Aim of the exercise ▸
Each line that holds the word "specs" should be returned.

Items ▸
* Start *

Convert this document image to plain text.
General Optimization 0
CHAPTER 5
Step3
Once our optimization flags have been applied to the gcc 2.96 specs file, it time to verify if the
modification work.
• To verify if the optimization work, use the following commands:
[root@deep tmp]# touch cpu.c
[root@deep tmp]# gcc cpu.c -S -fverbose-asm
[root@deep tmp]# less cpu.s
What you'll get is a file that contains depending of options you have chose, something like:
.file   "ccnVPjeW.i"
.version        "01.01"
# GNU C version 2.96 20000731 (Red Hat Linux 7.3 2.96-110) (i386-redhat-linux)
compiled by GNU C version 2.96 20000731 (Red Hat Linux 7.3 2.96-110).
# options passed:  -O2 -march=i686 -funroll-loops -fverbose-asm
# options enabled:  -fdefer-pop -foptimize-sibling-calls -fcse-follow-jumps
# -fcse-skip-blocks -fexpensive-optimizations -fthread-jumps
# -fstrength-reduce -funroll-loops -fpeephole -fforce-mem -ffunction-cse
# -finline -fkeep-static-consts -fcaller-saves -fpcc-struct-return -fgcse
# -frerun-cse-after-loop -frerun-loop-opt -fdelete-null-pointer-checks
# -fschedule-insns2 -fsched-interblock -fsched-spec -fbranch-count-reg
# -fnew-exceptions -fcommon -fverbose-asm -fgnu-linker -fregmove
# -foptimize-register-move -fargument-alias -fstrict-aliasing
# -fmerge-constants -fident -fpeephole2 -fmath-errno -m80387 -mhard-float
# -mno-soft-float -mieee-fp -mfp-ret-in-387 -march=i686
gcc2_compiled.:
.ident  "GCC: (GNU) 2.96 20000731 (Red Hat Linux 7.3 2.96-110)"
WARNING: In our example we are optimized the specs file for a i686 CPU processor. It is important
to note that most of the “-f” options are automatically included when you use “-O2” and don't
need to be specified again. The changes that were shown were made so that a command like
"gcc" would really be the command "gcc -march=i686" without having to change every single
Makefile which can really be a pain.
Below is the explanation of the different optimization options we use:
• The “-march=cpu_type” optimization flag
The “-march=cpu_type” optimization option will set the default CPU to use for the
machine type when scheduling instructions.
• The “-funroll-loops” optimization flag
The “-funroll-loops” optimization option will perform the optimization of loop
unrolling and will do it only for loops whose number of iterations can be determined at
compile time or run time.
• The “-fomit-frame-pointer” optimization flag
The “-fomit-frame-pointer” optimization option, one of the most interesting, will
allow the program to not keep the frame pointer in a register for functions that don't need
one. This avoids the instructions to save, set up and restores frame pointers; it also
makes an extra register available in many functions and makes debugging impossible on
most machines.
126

* End *

Exercise result ▸
Once our optimization flags have been applied to the gcc 2.96 specs file, it time to verify if the
WARNING: In our example we are optimized the specs file for a i686 CPU processor. It is important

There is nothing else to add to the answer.